> **What the task asks**: Copy out every line containing the word "Agencia".

> **Supplied material**:

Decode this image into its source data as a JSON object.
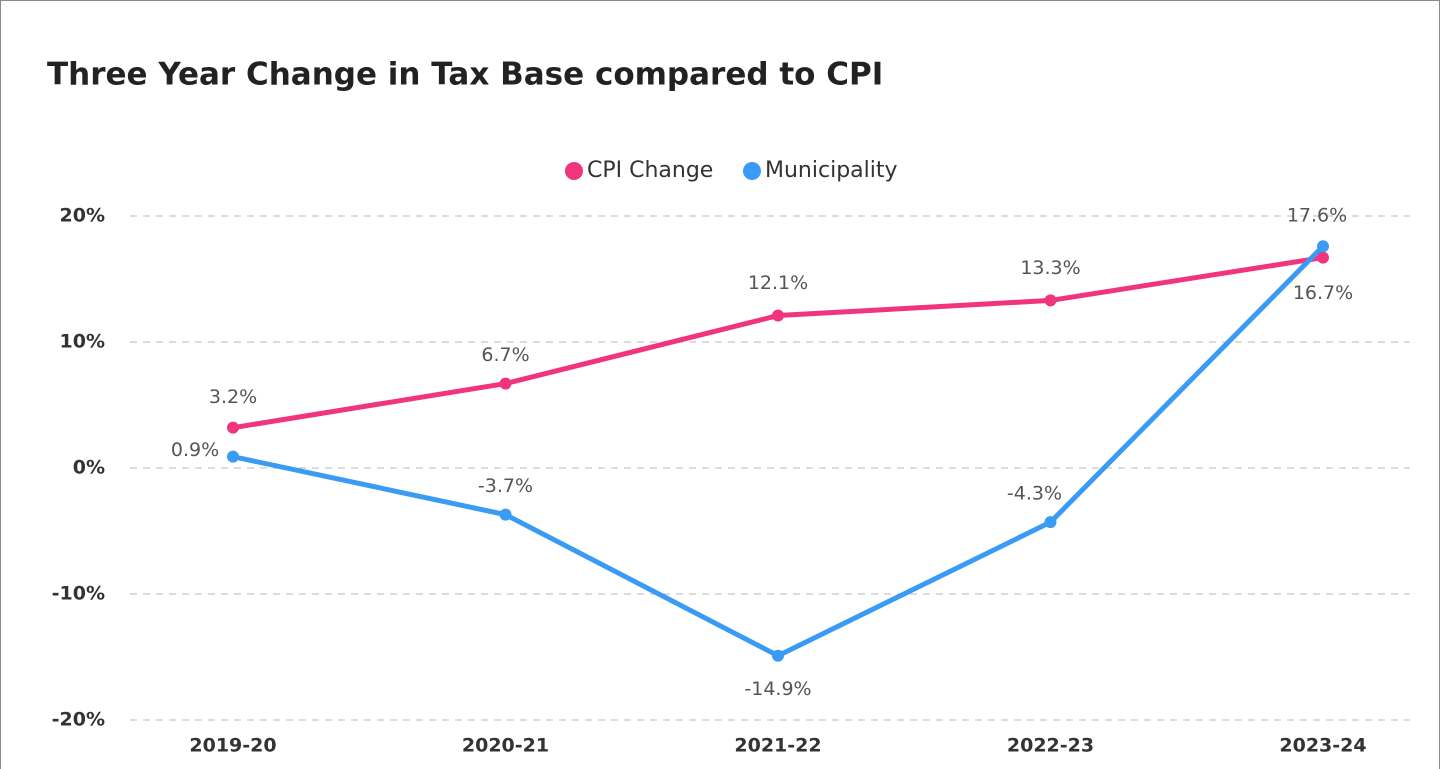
{
  "chart_data": {
    "type": "line",
    "title": "Three Year Change in Tax Base compared to CPI",
    "categories": [
      "2019-20",
      "2020-21",
      "2021-22",
      "2022-23",
      "2023-24"
    ],
    "series": [
      {
        "name": "CPI Change",
        "color": "#f0357e",
        "values": [
          3.2,
          6.7,
          12.1,
          13.3,
          16.7
        ],
        "value_labels": [
          "3.2%",
          "6.7%",
          "12.1%",
          "13.3%",
          "16.7%"
        ]
      },
      {
        "name": "Municipality",
        "color": "#3a9bf5",
        "values": [
          0.9,
          -3.7,
          -14.9,
          -4.3,
          17.6
        ],
        "value_labels": [
          "0.9%",
          "-3.7%",
          "-14.9%",
          "-4.3%",
          "17.6%"
        ]
      }
    ],
    "ylim": [
      -20,
      20
    ],
    "yticks": [
      {
        "value": -20,
        "label": "-20%"
      },
      {
        "value": -10,
        "label": "-10%"
      },
      {
        "value": 0,
        "label": "0%"
      },
      {
        "value": 10,
        "label": "10%"
      },
      {
        "value": 20,
        "label": "20%"
      }
    ],
    "grid": true,
    "legend": "top"
  }
}
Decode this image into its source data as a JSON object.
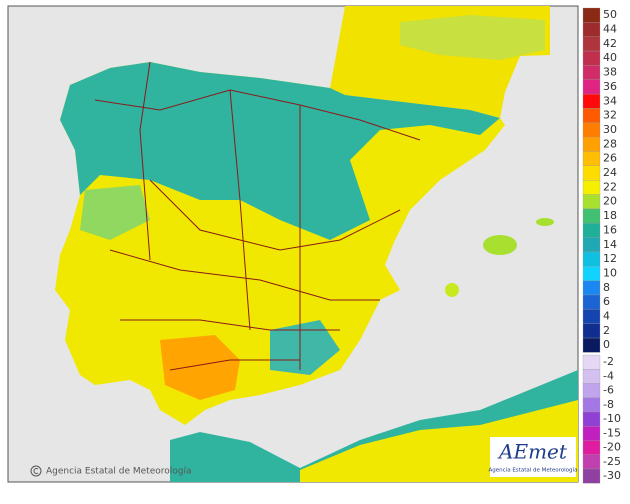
{
  "legend": {
    "entries": [
      {
        "label": "50",
        "color": "#8b2a14"
      },
      {
        "label": "44",
        "color": "#9e2c2c"
      },
      {
        "label": "42",
        "color": "#b0343c"
      },
      {
        "label": "40",
        "color": "#c0304e"
      },
      {
        "label": "38",
        "color": "#d02c68"
      },
      {
        "label": "36",
        "color": "#e02484"
      },
      {
        "label": "34",
        "color": "#ff0a0a"
      },
      {
        "label": "32",
        "color": "#ff5a00"
      },
      {
        "label": "30",
        "color": "#ff7e00"
      },
      {
        "label": "28",
        "color": "#ffa000"
      },
      {
        "label": "26",
        "color": "#ffbe00"
      },
      {
        "label": "24",
        "color": "#ffdc00"
      },
      {
        "label": "22",
        "color": "#f4f000"
      },
      {
        "label": "20",
        "color": "#a8e030"
      },
      {
        "label": "18",
        "color": "#40c070"
      },
      {
        "label": "16",
        "color": "#20b09a"
      },
      {
        "label": "14",
        "color": "#20a8b4"
      },
      {
        "label": "12",
        "color": "#10c0e0"
      },
      {
        "label": "10",
        "color": "#10d4ff"
      },
      {
        "label": "8",
        "color": "#1a88f0"
      },
      {
        "label": "6",
        "color": "#1c64d4"
      },
      {
        "label": "4",
        "color": "#1444b0"
      },
      {
        "label": "2",
        "color": "#102e90"
      },
      {
        "label": "0",
        "color": "#0a1a60"
      }
    ],
    "negative_entries": [
      {
        "label": "-2",
        "color": "#e4d8f4"
      },
      {
        "label": "-4",
        "color": "#d4c0f0"
      },
      {
        "label": "-6",
        "color": "#c0a4ec"
      },
      {
        "label": "-8",
        "color": "#a478e4"
      },
      {
        "label": "-10",
        "color": "#9040d4"
      },
      {
        "label": "-15",
        "color": "#c020c0"
      },
      {
        "label": "-20",
        "color": "#e01ca0"
      },
      {
        "label": "-25",
        "color": "#c040b0"
      },
      {
        "label": "-30",
        "color": "#9040a0"
      }
    ]
  },
  "credit": "Agencia Estatal de Meteorología",
  "logo": {
    "name": "AEmet",
    "subtitle": "Agencia Estatal de Meteorología"
  }
}
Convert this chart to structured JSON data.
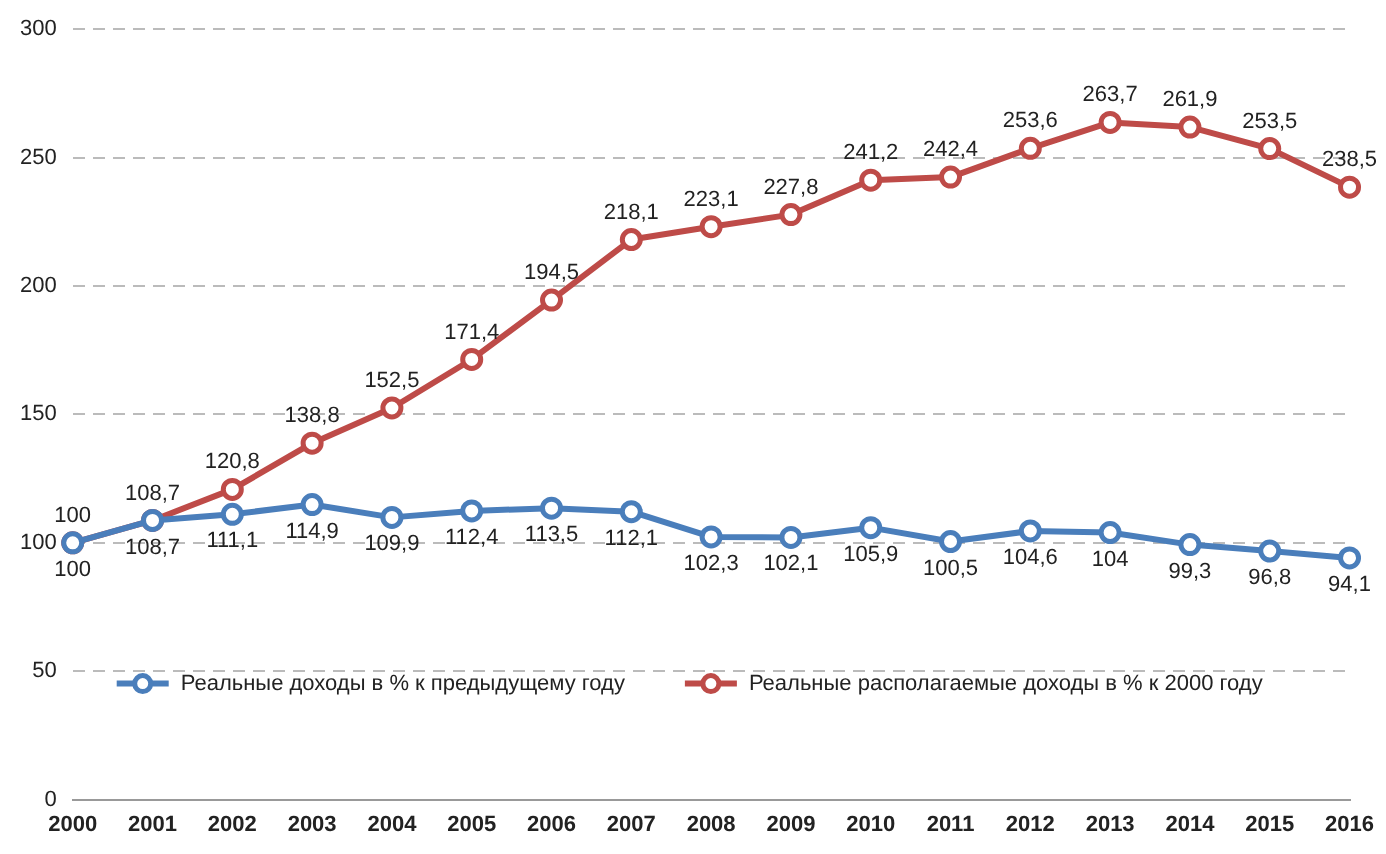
{
  "chart_data": {
    "type": "line",
    "categories": [
      "2000",
      "2001",
      "2002",
      "2003",
      "2004",
      "2005",
      "2006",
      "2007",
      "2008",
      "2009",
      "2010",
      "2011",
      "2012",
      "2013",
      "2014",
      "2015",
      "2016"
    ],
    "series": [
      {
        "name": "Реальные доходы в % к предыдущему году",
        "color": "#4a7ebb",
        "values": [
          100,
          108.7,
          111.1,
          114.9,
          109.9,
          112.4,
          113.5,
          112.1,
          102.3,
          102.1,
          105.9,
          100.5,
          104.6,
          104,
          99.3,
          96.8,
          94.1
        ],
        "value_labels": [
          "100",
          "108,7",
          "111,1",
          "114,9",
          "109,9",
          "112,4",
          "113,5",
          "112,1",
          "102,3",
          "102,1",
          "105,9",
          "100,5",
          "104,6",
          "104",
          "99,3",
          "96,8",
          "94,1"
        ]
      },
      {
        "name": "Реальные располагаемые доходы в % к 2000 году",
        "color": "#be4b48",
        "values": [
          100,
          108.7,
          120.8,
          138.8,
          152.5,
          171.4,
          194.5,
          218.1,
          223.1,
          227.8,
          241.2,
          242.4,
          253.6,
          263.7,
          261.9,
          253.5,
          238.5
        ],
        "value_labels": [
          "100",
          "108,7",
          "120,8",
          "138,8",
          "152,5",
          "171,4",
          "194,5",
          "218,1",
          "223,1",
          "227,8",
          "241,2",
          "242,4",
          "253,6",
          "263,7",
          "261,9",
          "253,5",
          "238,5"
        ]
      }
    ],
    "ylim": [
      0,
      300
    ],
    "yticks": [
      0,
      50,
      100,
      150,
      200,
      250,
      300
    ],
    "grid": "y",
    "legend": "bottom",
    "marker": "circle",
    "line_style": "solid"
  }
}
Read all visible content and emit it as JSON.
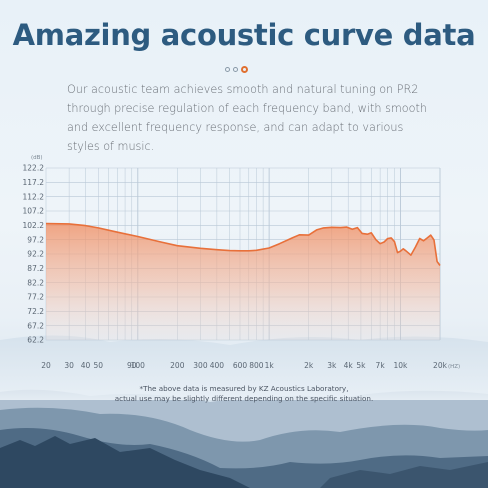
{
  "title": "Amazing acoustic curve data",
  "description": "Our acoustic team achieves smooth and natural tuning on PR2 through precise regulation of each frequency band, with smooth and excellent frequency response, and can adapt to various styles of music.",
  "carousel": {
    "count": 3,
    "active_index": 2
  },
  "footnote_line1": "*The above data is measured by KZ Acoustics Laboratory,",
  "footnote_line2": "actual use may be slightly different depending on the specific situation.",
  "colors": {
    "accent": "#e8703a",
    "title": "#2d5b80",
    "grid": "#b9c8d6"
  },
  "chart_data": {
    "type": "area",
    "ylabel": "(dB)",
    "xlabel": "(HZ)",
    "x_scale": "log",
    "xlim": [
      20,
      20000
    ],
    "ylim": [
      62.2,
      122.2
    ],
    "y_ticks": [
      "122.2",
      "117.2",
      "112.2",
      "107.2",
      "102.2",
      "97.2",
      "92.2",
      "87.2",
      "82.2",
      "77.2",
      "72.2",
      "67.2",
      "62.2"
    ],
    "x_ticks": [
      {
        "v": 20,
        "label": "20"
      },
      {
        "v": 30,
        "label": "30"
      },
      {
        "v": 40,
        "label": "40"
      },
      {
        "v": 50,
        "label": "50"
      },
      {
        "v": 90,
        "label": "90"
      },
      {
        "v": 100,
        "label": "100"
      },
      {
        "v": 200,
        "label": "200"
      },
      {
        "v": 300,
        "label": "300"
      },
      {
        "v": 400,
        "label": "400"
      },
      {
        "v": 600,
        "label": "600"
      },
      {
        "v": 800,
        "label": "800"
      },
      {
        "v": 1000,
        "label": "1k"
      },
      {
        "v": 2000,
        "label": "2k"
      },
      {
        "v": 3000,
        "label": "3k"
      },
      {
        "v": 4000,
        "label": "4k"
      },
      {
        "v": 5000,
        "label": "5k"
      },
      {
        "v": 7000,
        "label": "7k"
      },
      {
        "v": 10000,
        "label": "10k"
      },
      {
        "v": 20000,
        "label": "20k"
      }
    ],
    "grid": true,
    "series": [
      {
        "x": [
          20,
          30,
          40,
          50,
          70,
          100,
          150,
          200,
          300,
          400,
          500,
          600,
          700,
          800,
          1000,
          1200,
          1500,
          1700,
          2000,
          2300,
          2600,
          3000,
          3500,
          3900,
          4300,
          4700,
          5100,
          5600,
          6000,
          6500,
          7000,
          7500,
          8000,
          8500,
          9000,
          9500,
          10000,
          10500,
          11000,
          12000,
          13000,
          14000,
          15000,
          16000,
          17000,
          18000,
          19000,
          20000
        ],
        "y": [
          102.8,
          102.7,
          102.1,
          101.3,
          99.8,
          98.3,
          96.4,
          95.1,
          94.2,
          93.7,
          93.4,
          93.3,
          93.3,
          93.5,
          94.3,
          95.8,
          97.8,
          98.9,
          98.8,
          100.6,
          101.3,
          101.5,
          101.4,
          101.6,
          100.8,
          101.4,
          99.4,
          99.1,
          99.6,
          97.2,
          95.8,
          96.4,
          97.6,
          97.8,
          96.5,
          92.7,
          93.2,
          94.0,
          93.3,
          91.8,
          94.6,
          97.6,
          96.8,
          97.8,
          98.8,
          97.1,
          89.6,
          88.2
        ]
      }
    ]
  }
}
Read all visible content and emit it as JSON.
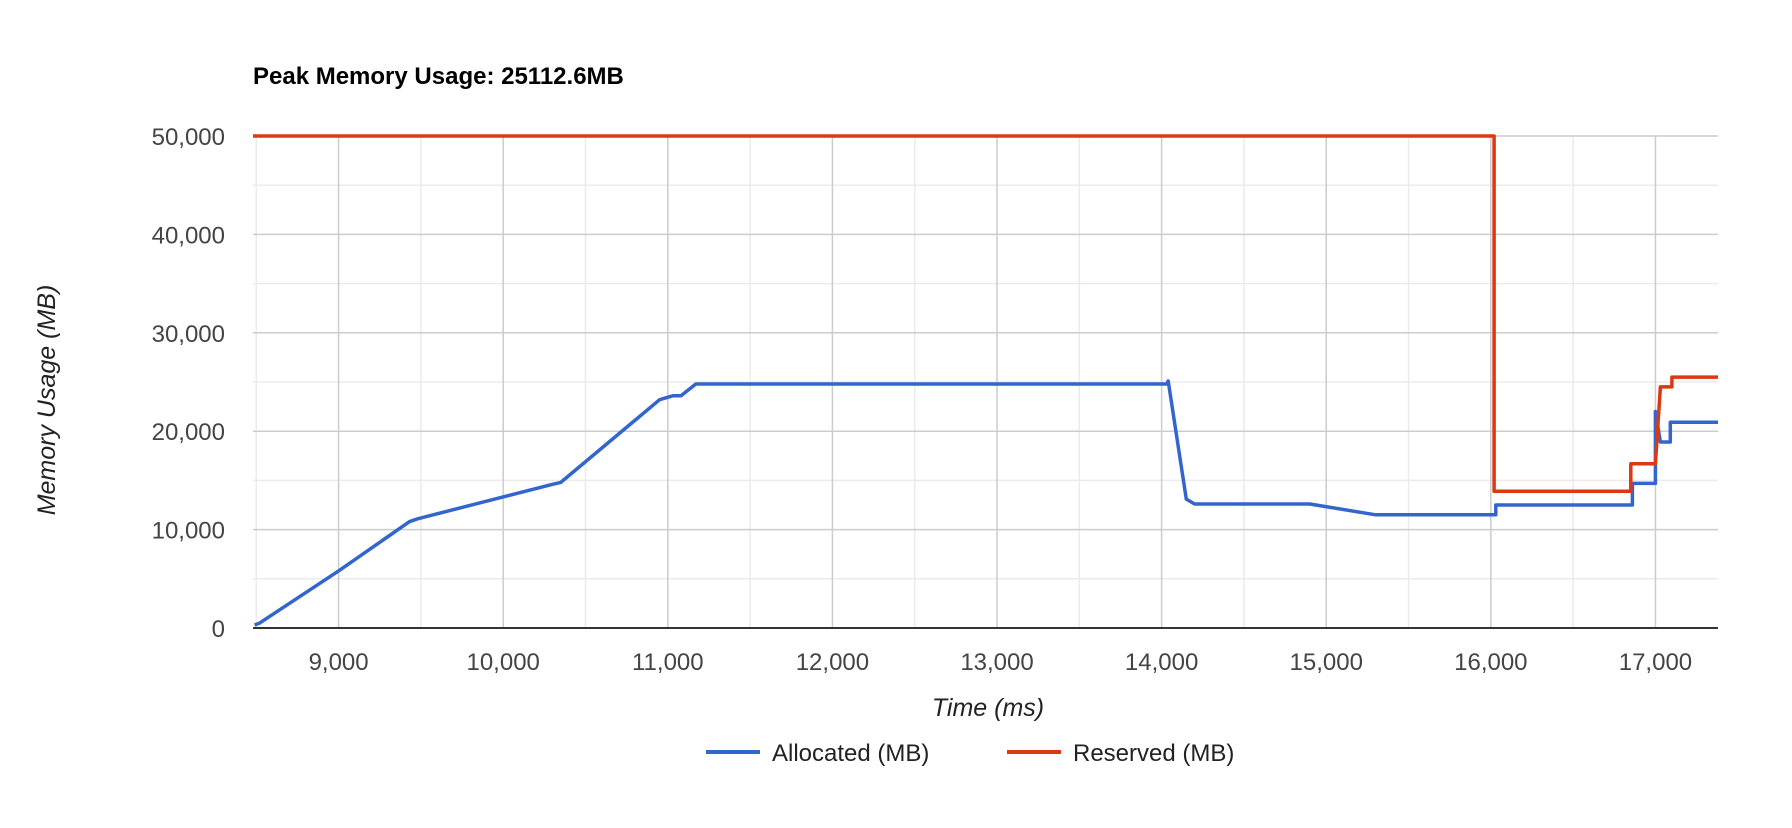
{
  "chart_data": {
    "type": "line",
    "title": "Peak Memory Usage: 25112.6MB",
    "xlabel": "Time (ms)",
    "ylabel": "Memory Usage (MB)",
    "xlim": [
      8480,
      17380
    ],
    "ylim": [
      0,
      50000
    ],
    "x_ticks": [
      9000,
      10000,
      11000,
      12000,
      13000,
      14000,
      15000,
      16000,
      17000
    ],
    "x_tick_labels": [
      "9,000",
      "10,000",
      "11,000",
      "12,000",
      "13,000",
      "14,000",
      "15,000",
      "16,000",
      "17,000"
    ],
    "y_ticks": [
      0,
      10000,
      20000,
      30000,
      40000,
      50000
    ],
    "y_tick_labels": [
      "0",
      "10,000",
      "20,000",
      "30,000",
      "40,000",
      "50,000"
    ],
    "grid": true,
    "legend_position": "bottom",
    "series": [
      {
        "name": "Allocated (MB)",
        "color": "#3366cc",
        "points": [
          [
            8490,
            300
          ],
          [
            8520,
            500
          ],
          [
            9000,
            5800
          ],
          [
            9430,
            10800
          ],
          [
            9480,
            11100
          ],
          [
            10300,
            14600
          ],
          [
            10350,
            14800
          ],
          [
            10950,
            23200
          ],
          [
            11030,
            23600
          ],
          [
            11080,
            23600
          ],
          [
            11170,
            24800
          ],
          [
            14030,
            24800
          ],
          [
            14040,
            25100
          ],
          [
            14150,
            13100
          ],
          [
            14200,
            12600
          ],
          [
            14900,
            12600
          ],
          [
            15300,
            11500
          ],
          [
            16030,
            11500
          ],
          [
            16030,
            12500
          ],
          [
            16860,
            12500
          ],
          [
            16860,
            14700
          ],
          [
            17000,
            14700
          ],
          [
            17000,
            22000
          ],
          [
            17030,
            18900
          ],
          [
            17090,
            18900
          ],
          [
            17090,
            20900
          ],
          [
            17380,
            20900
          ]
        ]
      },
      {
        "name": "Reserved (MB)",
        "color": "#dc3912",
        "points": [
          [
            8480,
            50000
          ],
          [
            16020,
            50000
          ],
          [
            16020,
            13900
          ],
          [
            16850,
            13900
          ],
          [
            16850,
            16700
          ],
          [
            17000,
            16700
          ],
          [
            17030,
            24500
          ],
          [
            17100,
            24500
          ],
          [
            17100,
            25500
          ],
          [
            17380,
            25500
          ]
        ]
      }
    ]
  }
}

> **Task output**:
  "credit": "Agencia Estatal de Meteorología",
    "subtitle": "Agencia Estatal de Meteorología"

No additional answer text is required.